▸ GIVEN REQUEST: Below are the records; pull every line that includes "ylabel".

* Begin DATA *

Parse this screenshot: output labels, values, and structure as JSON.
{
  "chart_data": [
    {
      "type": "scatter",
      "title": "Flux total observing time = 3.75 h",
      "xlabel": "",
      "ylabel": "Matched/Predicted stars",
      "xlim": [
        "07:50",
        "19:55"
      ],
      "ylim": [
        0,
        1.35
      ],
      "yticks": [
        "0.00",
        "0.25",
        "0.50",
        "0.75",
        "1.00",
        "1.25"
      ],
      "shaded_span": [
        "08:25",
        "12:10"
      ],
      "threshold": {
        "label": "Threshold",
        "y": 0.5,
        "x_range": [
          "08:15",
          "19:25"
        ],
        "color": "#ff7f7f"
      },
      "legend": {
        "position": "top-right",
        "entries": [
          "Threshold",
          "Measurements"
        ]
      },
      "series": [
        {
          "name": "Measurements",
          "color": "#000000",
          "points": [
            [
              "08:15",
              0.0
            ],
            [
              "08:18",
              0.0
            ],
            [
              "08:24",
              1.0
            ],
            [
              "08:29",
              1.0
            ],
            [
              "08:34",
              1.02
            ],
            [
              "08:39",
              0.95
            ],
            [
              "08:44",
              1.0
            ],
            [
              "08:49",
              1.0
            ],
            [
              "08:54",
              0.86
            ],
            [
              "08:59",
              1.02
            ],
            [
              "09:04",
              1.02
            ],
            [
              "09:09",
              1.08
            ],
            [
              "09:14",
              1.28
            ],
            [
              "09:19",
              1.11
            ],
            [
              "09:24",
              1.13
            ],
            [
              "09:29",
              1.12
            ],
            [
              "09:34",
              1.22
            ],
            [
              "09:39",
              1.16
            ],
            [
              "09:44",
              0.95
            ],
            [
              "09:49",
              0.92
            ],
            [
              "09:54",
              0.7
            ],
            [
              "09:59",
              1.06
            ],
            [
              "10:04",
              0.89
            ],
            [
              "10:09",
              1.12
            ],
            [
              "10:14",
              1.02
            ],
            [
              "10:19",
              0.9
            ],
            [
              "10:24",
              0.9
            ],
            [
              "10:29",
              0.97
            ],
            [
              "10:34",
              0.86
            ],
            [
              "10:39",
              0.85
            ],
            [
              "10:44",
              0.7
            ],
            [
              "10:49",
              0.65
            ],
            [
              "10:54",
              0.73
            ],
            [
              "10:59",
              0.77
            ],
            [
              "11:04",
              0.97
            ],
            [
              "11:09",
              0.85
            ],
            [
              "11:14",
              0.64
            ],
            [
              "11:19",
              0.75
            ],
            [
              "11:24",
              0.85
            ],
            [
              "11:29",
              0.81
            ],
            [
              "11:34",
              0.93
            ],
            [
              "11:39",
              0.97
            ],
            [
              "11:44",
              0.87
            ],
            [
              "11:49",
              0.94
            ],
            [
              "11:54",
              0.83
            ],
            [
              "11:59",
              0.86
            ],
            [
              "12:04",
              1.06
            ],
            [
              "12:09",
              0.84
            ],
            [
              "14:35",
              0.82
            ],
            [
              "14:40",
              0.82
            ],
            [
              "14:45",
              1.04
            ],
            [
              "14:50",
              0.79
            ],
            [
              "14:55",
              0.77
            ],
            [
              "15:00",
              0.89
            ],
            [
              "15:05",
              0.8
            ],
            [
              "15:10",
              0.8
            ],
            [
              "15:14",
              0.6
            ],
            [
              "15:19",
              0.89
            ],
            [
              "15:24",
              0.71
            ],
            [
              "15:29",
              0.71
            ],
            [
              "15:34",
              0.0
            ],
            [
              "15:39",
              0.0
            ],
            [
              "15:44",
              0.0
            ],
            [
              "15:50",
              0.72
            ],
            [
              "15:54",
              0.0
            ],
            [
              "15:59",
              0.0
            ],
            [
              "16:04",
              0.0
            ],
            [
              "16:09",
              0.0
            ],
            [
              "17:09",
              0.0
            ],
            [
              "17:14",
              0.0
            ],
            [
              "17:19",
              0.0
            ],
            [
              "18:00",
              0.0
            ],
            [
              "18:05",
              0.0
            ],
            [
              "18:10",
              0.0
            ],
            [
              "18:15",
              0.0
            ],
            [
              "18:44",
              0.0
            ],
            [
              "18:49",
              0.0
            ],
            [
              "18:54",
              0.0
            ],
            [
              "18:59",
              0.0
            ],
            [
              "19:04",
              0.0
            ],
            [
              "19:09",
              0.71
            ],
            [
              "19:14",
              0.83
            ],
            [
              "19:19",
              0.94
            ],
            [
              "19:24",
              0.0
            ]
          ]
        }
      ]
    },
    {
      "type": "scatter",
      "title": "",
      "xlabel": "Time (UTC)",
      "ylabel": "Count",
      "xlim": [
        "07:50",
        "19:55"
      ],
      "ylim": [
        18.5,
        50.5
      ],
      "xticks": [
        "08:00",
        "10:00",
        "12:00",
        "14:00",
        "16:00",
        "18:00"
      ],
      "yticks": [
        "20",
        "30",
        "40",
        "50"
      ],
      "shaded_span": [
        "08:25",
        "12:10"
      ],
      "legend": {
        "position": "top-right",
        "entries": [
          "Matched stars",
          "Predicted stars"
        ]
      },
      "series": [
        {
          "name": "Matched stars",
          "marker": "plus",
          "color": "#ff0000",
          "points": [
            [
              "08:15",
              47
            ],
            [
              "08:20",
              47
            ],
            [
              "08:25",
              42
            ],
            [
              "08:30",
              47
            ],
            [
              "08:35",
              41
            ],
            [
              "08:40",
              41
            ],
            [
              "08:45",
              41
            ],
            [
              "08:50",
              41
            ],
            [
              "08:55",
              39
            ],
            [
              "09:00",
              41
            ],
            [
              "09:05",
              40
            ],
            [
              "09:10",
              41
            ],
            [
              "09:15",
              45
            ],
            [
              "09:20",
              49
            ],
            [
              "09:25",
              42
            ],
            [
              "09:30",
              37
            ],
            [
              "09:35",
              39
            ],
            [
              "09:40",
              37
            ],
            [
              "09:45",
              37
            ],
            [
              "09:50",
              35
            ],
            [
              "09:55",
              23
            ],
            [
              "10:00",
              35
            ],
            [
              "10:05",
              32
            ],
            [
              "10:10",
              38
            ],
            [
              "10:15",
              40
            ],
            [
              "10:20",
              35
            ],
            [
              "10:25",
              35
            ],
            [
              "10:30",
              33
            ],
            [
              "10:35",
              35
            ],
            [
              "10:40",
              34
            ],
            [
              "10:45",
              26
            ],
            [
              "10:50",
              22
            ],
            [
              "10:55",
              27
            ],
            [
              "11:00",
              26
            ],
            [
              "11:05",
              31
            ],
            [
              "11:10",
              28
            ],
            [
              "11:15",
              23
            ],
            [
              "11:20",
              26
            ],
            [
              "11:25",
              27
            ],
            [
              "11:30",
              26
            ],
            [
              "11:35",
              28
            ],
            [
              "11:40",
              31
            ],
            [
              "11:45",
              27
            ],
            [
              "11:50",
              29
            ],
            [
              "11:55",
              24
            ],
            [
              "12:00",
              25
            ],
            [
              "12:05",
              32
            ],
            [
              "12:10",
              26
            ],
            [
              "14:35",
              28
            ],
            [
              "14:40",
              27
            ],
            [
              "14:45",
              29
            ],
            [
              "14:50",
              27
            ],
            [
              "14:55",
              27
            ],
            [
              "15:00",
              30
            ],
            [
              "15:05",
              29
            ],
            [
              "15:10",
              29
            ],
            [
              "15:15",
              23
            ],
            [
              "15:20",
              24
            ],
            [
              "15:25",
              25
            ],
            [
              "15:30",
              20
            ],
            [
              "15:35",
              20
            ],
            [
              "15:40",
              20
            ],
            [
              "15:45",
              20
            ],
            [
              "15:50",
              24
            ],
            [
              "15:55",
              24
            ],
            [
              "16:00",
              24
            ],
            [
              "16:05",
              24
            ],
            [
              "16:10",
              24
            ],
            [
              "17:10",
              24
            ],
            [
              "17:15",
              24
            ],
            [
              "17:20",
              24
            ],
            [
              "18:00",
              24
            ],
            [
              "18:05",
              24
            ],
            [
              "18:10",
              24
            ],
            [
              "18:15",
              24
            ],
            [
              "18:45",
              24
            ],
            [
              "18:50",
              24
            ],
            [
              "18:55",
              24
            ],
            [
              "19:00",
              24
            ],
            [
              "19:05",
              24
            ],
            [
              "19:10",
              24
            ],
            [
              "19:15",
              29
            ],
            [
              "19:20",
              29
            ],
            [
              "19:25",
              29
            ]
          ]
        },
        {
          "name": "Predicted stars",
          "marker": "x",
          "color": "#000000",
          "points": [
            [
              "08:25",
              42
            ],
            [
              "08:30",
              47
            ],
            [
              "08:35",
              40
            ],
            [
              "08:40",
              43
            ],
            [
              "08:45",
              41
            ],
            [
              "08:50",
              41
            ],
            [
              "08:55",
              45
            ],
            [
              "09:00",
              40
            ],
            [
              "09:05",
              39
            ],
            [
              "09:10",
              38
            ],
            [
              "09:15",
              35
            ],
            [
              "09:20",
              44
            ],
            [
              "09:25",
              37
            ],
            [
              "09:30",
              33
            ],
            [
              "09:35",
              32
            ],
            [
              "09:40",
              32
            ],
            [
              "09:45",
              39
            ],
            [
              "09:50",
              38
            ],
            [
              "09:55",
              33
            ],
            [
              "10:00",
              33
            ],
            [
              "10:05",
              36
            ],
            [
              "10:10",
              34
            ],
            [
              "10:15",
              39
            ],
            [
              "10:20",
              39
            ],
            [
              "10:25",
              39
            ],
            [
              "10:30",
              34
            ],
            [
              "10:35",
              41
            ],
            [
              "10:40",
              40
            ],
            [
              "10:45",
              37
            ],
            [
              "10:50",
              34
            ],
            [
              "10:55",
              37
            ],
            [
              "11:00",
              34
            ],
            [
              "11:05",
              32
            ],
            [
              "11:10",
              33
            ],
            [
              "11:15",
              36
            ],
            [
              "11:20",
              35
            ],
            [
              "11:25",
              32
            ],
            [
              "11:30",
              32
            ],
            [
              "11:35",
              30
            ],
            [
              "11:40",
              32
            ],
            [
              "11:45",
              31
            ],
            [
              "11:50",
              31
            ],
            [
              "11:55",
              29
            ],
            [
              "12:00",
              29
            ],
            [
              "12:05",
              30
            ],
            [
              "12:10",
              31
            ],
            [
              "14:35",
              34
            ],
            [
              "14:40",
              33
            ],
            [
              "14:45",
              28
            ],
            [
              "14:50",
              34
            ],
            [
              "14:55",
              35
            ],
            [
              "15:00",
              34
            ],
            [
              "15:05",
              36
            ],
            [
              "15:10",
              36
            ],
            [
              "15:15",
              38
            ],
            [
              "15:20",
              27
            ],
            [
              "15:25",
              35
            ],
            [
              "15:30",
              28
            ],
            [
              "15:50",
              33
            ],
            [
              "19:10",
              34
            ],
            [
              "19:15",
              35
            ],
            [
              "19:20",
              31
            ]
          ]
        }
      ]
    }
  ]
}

* End DATA *

▸ COMPLETE RESPONSE:
      "ylabel": "Matched/Predicted stars",
      "ylabel": "Count",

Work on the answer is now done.